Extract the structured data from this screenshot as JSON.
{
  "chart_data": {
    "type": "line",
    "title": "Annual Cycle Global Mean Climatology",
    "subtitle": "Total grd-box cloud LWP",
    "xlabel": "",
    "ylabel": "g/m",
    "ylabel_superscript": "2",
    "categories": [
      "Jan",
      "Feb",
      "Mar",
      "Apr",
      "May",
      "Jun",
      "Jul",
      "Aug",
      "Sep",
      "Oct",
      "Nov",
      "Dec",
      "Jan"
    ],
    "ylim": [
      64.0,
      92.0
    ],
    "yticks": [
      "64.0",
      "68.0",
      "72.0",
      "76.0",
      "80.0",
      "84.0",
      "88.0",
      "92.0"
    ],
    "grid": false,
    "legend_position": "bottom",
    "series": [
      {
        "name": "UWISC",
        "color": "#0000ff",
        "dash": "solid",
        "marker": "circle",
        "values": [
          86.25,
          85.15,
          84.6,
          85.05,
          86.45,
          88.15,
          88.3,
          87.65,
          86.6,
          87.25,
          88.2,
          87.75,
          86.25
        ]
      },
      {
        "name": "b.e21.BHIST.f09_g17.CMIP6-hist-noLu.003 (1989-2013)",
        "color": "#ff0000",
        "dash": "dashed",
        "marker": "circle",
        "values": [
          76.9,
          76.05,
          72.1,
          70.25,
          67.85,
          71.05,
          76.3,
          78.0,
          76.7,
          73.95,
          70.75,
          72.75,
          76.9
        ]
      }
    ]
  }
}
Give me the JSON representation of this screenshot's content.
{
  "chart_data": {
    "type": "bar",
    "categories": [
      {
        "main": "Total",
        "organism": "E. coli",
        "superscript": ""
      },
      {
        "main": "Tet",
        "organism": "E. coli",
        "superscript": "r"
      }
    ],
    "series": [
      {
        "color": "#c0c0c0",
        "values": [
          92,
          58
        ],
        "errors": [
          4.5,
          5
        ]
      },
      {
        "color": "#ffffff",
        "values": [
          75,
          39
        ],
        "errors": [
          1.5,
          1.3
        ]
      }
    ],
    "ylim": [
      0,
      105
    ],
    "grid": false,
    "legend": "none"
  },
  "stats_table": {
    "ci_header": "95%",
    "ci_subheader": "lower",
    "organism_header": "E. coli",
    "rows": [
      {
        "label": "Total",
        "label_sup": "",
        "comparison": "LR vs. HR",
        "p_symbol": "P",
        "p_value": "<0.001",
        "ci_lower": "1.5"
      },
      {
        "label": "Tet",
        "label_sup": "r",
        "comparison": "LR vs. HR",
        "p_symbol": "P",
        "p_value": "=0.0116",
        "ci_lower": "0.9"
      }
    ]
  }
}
--*--
PROBLEM TO WORK ON: Each line above is to be repeated exactly.

RESPONSE:
Extract the structured data from this screenshot as JSON.
{
  "chart_data": {
    "type": "line",
    "title": "Annual Cycle Global Mean Climatology",
    "subtitle": "Total grd-box cloud LWP",
    "xlabel": "",
    "ylabel": "g/m",
    "ylabel_superscript": "2",
    "categories": [
      "Jan",
      "Feb",
      "Mar",
      "Apr",
      "May",
      "Jun",
      "Jul",
      "Aug",
      "Sep",
      "Oct",
      "Nov",
      "Dec",
      "Jan"
    ],
    "ylim": [
      64.0,
      92.0
    ],
    "yticks": [
      "64.0",
      "68.0",
      "72.0",
      "76.0",
      "80.0",
      "84.0",
      "88.0",
      "92.0"
    ],
    "grid": false,
    "legend_position": "bottom",
    "series": [
      {
        "name": "UWISC",
        "color": "#0000ff",
        "dash": "solid",
        "marker": "circle",
        "values": [
          86.25,
          85.15,
          84.6,
          85.05,
          86.45,
          88.15,
          88.3,
          87.65,
          86.6,
          87.25,
          88.2,
          87.75,
          86.25
        ]
      },
      {
        "name": "b.e21.BHIST.f09_g17.CMIP6-hist-noLu.003 (1989-2013)",
        "color": "#ff0000",
        "dash": "dashed",
        "marker": "circle",
        "values": [
          76.9,
          76.05,
          72.1,
          70.25,
          67.85,
          71.05,
          76.3,
          78.0,
          76.7,
          73.95,
          70.75,
          72.75,
          76.9
        ]
      }
    ]
  }
}
Give me the JSON representation of this screenshot's content.
{
  "chart_data": {
    "type": "bar",
    "categories": [
      {
        "main": "Total",
        "organism": "E. coli",
        "superscript": ""
      },
      {
        "main": "Tet",
        "organism": "E. coli",
        "superscript": "r"
      }
    ],
    "series": [
      {
        "color": "#c0c0c0",
        "values": [
          92,
          58
        ],
        "errors": [
          4.5,
          5
        ]
      },
      {
        "color": "#ffffff",
        "values": [
          75,
          39
        ],
        "errors": [
          1.5,
          1.3
        ]
      }
    ],
    "ylim": [
      0,
      105
    ],
    "grid": false,
    "legend": "none"
  },
  "stats_table": {
    "ci_header": "95%",
    "ci_subheader": "lower",
    "organism_header": "E. coli",
    "rows": [
      {
        "label": "Total",
        "label_sup": "",
        "comparison": "LR vs. HR",
        "p_symbol": "P",
        "p_value": "<0.001",
        "ci_lower": "1.5"
      },
      {
        "label": "Tet",
        "label_sup": "r",
        "comparison": "LR vs. HR",
        "p_symbol": "P",
        "p_value": "=0.0116",
        "ci_lower": "0.9"
      }
    ]
  }
}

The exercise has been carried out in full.